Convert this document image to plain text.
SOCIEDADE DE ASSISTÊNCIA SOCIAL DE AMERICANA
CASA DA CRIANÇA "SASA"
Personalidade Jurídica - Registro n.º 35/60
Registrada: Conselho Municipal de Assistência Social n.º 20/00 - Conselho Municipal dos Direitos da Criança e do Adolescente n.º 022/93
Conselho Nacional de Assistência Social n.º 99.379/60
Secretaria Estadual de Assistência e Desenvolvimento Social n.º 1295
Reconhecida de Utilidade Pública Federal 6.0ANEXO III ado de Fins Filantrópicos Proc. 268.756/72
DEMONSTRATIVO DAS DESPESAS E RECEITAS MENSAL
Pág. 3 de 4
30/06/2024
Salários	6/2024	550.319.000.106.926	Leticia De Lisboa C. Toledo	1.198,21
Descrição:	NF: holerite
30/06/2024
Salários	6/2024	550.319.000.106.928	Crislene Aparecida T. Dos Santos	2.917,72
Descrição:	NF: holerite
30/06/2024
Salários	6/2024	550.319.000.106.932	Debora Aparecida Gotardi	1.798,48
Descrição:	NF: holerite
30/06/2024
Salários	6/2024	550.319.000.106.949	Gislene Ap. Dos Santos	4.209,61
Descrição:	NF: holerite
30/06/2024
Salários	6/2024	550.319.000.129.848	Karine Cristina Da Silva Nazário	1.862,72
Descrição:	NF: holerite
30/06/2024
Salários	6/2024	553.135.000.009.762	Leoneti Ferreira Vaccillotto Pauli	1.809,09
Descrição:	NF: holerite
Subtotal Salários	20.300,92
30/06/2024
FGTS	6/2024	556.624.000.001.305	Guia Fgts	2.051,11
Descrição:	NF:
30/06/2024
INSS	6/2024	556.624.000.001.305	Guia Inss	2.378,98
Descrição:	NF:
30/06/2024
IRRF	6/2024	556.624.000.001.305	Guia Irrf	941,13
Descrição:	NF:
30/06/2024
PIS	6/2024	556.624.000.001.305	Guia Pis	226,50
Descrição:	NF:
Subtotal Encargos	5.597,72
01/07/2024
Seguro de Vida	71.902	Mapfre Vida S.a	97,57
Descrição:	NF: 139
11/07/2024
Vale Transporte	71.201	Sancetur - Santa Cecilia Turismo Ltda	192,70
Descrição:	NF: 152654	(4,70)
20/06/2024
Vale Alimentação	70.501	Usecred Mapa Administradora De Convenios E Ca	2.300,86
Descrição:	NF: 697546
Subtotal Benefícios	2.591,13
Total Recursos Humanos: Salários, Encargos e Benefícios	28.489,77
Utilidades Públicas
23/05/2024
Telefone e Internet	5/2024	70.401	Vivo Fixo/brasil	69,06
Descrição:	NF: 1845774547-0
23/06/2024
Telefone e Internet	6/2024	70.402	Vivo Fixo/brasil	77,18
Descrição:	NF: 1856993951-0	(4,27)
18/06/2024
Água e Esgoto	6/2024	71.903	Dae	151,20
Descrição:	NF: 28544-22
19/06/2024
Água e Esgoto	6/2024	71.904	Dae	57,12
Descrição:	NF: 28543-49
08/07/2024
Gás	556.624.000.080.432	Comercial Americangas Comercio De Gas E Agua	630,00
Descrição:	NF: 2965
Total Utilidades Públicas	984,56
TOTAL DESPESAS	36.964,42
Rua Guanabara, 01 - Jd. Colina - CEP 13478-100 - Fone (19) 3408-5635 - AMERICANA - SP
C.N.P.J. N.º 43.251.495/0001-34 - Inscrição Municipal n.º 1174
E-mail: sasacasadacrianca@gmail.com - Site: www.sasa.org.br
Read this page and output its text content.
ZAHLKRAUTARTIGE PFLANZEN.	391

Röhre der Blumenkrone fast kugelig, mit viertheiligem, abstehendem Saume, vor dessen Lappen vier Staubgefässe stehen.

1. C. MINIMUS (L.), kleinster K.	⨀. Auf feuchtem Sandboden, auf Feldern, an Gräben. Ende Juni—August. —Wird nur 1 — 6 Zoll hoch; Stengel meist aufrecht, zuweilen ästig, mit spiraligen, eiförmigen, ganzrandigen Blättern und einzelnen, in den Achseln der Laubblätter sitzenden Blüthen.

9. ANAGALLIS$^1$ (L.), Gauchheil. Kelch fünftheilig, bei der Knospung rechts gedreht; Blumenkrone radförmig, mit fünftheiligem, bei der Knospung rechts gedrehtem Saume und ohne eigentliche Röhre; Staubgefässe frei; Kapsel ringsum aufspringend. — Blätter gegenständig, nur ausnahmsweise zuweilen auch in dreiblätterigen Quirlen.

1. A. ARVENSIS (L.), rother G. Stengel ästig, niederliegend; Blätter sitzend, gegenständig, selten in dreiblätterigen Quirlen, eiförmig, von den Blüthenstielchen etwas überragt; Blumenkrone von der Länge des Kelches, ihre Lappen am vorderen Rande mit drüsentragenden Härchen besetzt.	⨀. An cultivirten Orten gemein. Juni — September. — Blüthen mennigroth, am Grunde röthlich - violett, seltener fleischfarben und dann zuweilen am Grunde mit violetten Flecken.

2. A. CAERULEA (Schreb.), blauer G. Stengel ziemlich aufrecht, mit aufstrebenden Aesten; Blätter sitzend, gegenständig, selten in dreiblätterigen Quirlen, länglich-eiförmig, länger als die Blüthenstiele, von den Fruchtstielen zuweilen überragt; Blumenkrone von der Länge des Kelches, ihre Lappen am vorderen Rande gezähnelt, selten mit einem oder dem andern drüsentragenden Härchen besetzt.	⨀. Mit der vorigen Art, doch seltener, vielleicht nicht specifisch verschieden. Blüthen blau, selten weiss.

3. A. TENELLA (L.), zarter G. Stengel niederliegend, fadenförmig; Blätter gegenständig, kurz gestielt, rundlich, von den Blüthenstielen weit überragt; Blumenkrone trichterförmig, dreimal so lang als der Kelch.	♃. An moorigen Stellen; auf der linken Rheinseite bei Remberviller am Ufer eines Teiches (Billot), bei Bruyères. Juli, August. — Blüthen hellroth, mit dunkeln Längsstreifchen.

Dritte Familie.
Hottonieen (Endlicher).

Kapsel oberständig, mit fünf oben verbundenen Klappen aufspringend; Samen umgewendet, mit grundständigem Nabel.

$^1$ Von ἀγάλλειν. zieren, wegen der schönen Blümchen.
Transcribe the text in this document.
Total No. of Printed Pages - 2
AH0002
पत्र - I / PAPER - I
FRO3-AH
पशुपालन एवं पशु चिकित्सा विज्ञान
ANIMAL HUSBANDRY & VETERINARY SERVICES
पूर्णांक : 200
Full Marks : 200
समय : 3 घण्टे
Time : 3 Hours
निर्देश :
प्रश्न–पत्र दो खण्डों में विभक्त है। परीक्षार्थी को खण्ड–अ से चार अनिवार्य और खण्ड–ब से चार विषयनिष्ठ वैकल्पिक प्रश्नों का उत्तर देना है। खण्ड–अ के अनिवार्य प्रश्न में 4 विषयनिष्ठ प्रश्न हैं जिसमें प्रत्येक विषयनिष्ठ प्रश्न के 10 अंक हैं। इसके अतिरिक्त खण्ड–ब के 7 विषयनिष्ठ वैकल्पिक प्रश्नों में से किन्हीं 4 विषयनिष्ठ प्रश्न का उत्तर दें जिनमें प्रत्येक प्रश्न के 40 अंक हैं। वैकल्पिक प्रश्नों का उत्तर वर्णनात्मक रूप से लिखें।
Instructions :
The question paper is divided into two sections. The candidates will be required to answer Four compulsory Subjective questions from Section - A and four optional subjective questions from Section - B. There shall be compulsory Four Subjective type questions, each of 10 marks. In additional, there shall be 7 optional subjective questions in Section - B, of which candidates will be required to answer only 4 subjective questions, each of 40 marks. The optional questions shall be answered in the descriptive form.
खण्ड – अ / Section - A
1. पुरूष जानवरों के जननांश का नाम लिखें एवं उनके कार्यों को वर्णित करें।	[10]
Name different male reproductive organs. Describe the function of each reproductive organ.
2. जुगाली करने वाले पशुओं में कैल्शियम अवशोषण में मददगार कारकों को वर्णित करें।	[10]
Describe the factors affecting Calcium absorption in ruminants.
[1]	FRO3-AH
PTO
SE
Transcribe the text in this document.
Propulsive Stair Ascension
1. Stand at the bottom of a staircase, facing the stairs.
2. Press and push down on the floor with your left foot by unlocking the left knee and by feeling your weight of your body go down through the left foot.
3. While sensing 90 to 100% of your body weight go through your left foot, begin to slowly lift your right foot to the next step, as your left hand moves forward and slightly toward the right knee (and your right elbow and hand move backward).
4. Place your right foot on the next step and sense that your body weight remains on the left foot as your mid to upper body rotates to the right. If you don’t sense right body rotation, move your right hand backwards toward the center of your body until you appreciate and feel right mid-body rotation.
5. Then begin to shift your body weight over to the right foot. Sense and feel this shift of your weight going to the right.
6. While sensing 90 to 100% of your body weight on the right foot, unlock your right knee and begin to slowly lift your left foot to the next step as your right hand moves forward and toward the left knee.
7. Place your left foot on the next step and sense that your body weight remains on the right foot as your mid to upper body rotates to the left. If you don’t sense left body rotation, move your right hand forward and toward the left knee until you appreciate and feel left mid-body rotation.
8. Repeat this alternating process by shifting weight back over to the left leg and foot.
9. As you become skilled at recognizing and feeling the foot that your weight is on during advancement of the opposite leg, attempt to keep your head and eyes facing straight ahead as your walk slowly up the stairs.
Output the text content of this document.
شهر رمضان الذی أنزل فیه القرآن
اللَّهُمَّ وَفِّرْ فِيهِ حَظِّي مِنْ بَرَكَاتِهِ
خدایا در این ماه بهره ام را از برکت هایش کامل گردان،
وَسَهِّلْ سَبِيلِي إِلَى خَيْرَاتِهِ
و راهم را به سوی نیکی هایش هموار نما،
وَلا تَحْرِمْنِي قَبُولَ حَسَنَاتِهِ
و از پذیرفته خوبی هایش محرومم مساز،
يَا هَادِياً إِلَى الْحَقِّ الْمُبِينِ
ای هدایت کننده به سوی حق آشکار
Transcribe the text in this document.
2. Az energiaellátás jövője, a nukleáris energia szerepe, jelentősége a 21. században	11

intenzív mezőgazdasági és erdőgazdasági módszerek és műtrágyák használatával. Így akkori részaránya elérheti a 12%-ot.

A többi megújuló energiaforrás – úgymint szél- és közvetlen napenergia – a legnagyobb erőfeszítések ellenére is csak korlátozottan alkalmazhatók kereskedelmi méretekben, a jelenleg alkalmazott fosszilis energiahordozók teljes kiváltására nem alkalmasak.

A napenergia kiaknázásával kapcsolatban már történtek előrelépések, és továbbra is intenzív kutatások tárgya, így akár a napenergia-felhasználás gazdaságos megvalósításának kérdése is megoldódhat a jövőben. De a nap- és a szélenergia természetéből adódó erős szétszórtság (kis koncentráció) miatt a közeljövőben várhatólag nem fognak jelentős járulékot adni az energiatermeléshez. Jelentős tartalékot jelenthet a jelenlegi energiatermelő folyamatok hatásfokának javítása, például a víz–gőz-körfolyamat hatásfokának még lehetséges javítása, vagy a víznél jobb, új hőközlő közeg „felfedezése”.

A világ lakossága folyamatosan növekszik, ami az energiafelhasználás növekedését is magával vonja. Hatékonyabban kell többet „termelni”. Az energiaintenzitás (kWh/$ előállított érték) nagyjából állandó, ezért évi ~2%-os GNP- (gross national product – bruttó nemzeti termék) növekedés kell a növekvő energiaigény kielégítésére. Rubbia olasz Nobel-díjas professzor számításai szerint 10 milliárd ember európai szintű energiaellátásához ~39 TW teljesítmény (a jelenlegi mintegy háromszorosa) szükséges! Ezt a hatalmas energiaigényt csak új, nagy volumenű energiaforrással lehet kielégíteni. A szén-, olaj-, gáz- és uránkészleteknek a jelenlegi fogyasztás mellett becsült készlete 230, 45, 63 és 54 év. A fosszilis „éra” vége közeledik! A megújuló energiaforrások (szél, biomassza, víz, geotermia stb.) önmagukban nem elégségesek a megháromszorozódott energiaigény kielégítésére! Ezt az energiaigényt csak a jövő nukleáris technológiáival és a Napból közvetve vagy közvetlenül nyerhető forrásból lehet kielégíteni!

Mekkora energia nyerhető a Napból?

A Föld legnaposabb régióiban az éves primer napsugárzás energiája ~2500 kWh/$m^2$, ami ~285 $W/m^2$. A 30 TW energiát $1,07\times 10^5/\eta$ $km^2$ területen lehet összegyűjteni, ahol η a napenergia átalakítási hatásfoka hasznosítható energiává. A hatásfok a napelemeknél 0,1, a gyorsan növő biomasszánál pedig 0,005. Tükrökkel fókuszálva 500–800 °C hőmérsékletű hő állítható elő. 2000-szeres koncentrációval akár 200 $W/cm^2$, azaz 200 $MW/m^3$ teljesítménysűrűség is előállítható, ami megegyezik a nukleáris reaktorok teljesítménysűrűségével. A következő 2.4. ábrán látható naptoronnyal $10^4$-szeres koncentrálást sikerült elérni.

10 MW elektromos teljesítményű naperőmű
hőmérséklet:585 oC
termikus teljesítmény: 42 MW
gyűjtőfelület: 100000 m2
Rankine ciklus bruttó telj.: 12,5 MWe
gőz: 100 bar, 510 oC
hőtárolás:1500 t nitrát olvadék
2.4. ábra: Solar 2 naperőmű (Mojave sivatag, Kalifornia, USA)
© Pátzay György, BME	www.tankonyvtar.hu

**EXERCISE AIM**
Each line that holds the string "aufspringend" counts once; give the total and nothing else.

**SOLUTION TO THIS EXERCISE**
2